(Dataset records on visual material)

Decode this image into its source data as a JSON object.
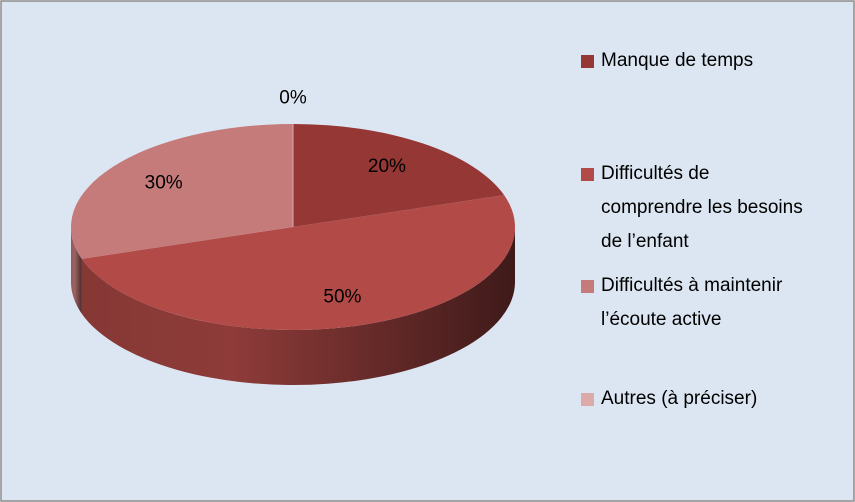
{
  "chart_data": {
    "type": "pie",
    "categories": [
      "Manque de temps",
      "Difficultés de comprendre les besoins de l’enfant",
      "Difficultés à maintenir l’écoute active",
      "Autres (à préciser)"
    ],
    "values": [
      20,
      50,
      30,
      0
    ],
    "value_labels": [
      "20%",
      "50%",
      "30%",
      "0%"
    ],
    "colors": [
      "#953735",
      "#b24a47",
      "#c47b7a",
      "#dcaaa9"
    ],
    "legend": "right"
  }
}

What this task involves:
Give an exact copy of the material, leaving out every picture.

Exercise answer:
Decode this image into its source data as a JSON object.
{
  "chart_data": {
    "type": "pie",
    "categories": [
      "Manque de temps",
      "Difficultés de comprendre les besoins de l’enfant",
      "Difficultés à maintenir l’écoute active",
      "Autres (à préciser)"
    ],
    "values": [
      20,
      50,
      30,
      0
    ],
    "value_labels": [
      "20%",
      "50%",
      "30%",
      "0%"
    ],
    "colors": [
      "#953735",
      "#b24a47",
      "#c47b7a",
      "#dcaaa9"
    ],
    "legend": "right"
  }
}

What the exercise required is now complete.